→ **Written instruction**: Copy each line that contains the word "this".

[Dataset listings of figures]
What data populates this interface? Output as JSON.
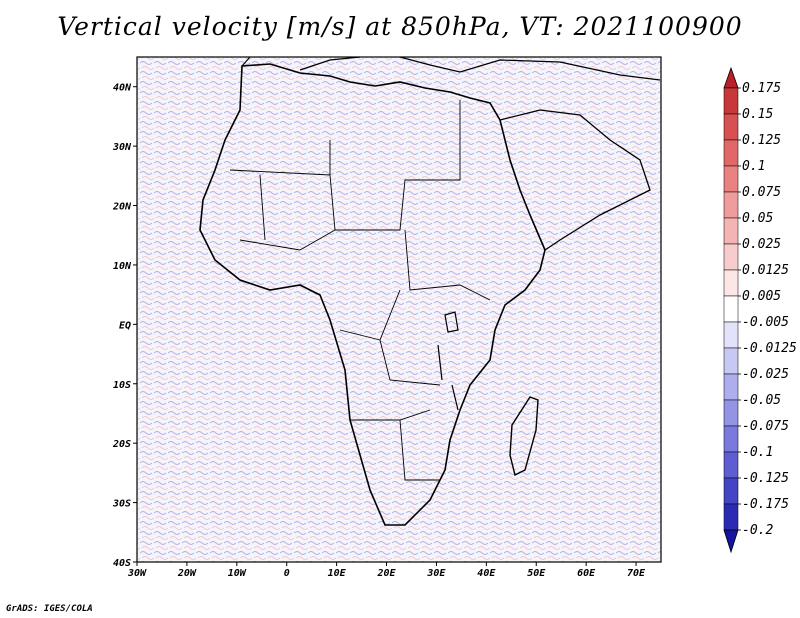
{
  "title": "Vertical velocity [m/s] at 850hPa, VT: 2021100900",
  "footer": "GrADS: IGES/COLA",
  "map": {
    "lat_labels": [
      "40N",
      "30N",
      "20N",
      "10N",
      "EQ",
      "10S",
      "20S",
      "30S",
      "40S"
    ],
    "lon_labels": [
      "30W",
      "20W",
      "10W",
      "0",
      "10E",
      "20E",
      "30E",
      "40E",
      "50E",
      "60E",
      "70E"
    ],
    "lat_range": [
      -40,
      45
    ],
    "lon_range": [
      -30,
      75
    ]
  },
  "colorbar": {
    "labels": [
      "0.175",
      "0.15",
      "0.125",
      "0.1",
      "0.075",
      "0.05",
      "0.025",
      "0.0125",
      "0.005",
      "-0.005",
      "-0.0125",
      "-0.025",
      "-0.05",
      "-0.075",
      "-0.1",
      "-0.125",
      "-0.175",
      "-0.2"
    ],
    "colors": [
      "#b8202a",
      "#c83838",
      "#d85050",
      "#e26868",
      "#ea8282",
      "#f09c9c",
      "#f4b4b4",
      "#f8cccc",
      "#fce6e6",
      "#ffffff",
      "#e2e2fa",
      "#c8c8f4",
      "#aeaeee",
      "#9494e6",
      "#7a7ade",
      "#5e5ed2",
      "#4444c6",
      "#2a2ab4",
      "#1414a0"
    ]
  }
}
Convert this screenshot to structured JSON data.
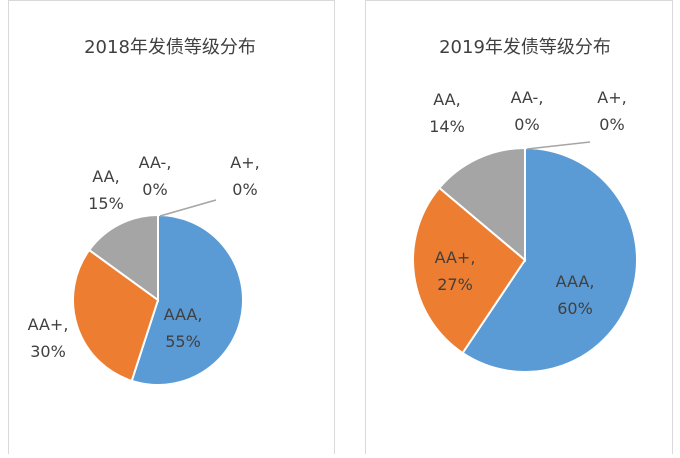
{
  "chart_data": [
    {
      "type": "pie",
      "title": "2018年发债等级分布",
      "categories": [
        "AAA",
        "AA+",
        "AA",
        "AA-",
        "A+"
      ],
      "values": [
        55,
        30,
        15,
        0,
        0
      ],
      "value_labels": [
        "55%",
        "30%",
        "15%",
        "0%",
        "0%"
      ],
      "colors": [
        "#5b9bd5",
        "#ed7d31",
        "#a5a5a5",
        "#ffc000",
        "#4472c4"
      ]
    },
    {
      "type": "pie",
      "title": "2019年发债等级分布",
      "categories": [
        "AAA",
        "AA+",
        "AA",
        "AA-",
        "A+"
      ],
      "values": [
        60,
        27,
        14,
        0,
        0
      ],
      "value_labels": [
        "60%",
        "27%",
        "14%",
        "0%",
        "0%"
      ],
      "colors": [
        "#5b9bd5",
        "#ed7d31",
        "#a5a5a5",
        "#ffc000",
        "#4472c4"
      ]
    }
  ]
}
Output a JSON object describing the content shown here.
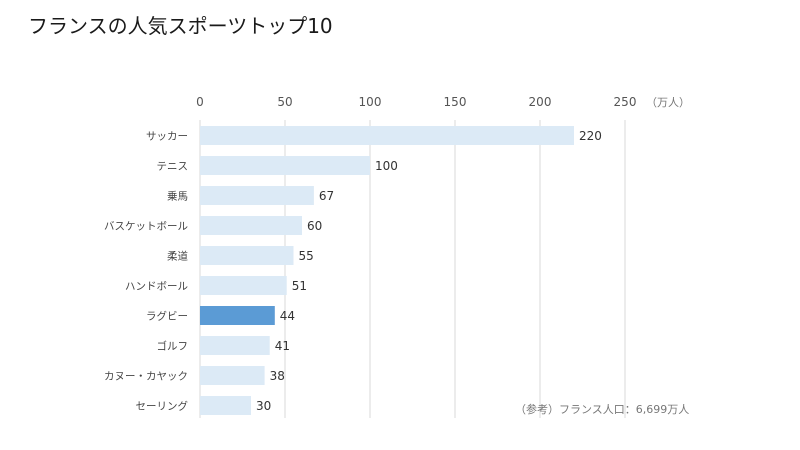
{
  "chart_data": {
    "type": "bar",
    "orientation": "horizontal",
    "title": "フランスの人気スポーツトップ10",
    "unit": "（万人）",
    "categories": [
      "サッカー",
      "テニス",
      "乗馬",
      "バスケットボール",
      "柔道",
      "ハンドボール",
      "ラグビー",
      "ゴルフ",
      "カヌー・カヤック",
      "セーリング"
    ],
    "values": [
      220,
      100,
      67,
      60,
      55,
      51,
      44,
      41,
      38,
      30
    ],
    "highlight_index": 6,
    "xlim": [
      0,
      250
    ],
    "xticks": [
      0,
      50,
      100,
      150,
      200,
      250
    ],
    "grid": true,
    "note": "（参考）フランス人口：6,699万人",
    "colors": {
      "bar": "#dceaf6",
      "highlight": "#5b9bd5",
      "grid": "#d9d9d9"
    }
  }
}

→ **Exercise output**:
What data populates this interface? Output as JSON.
Convert this screenshot to structured JSON data.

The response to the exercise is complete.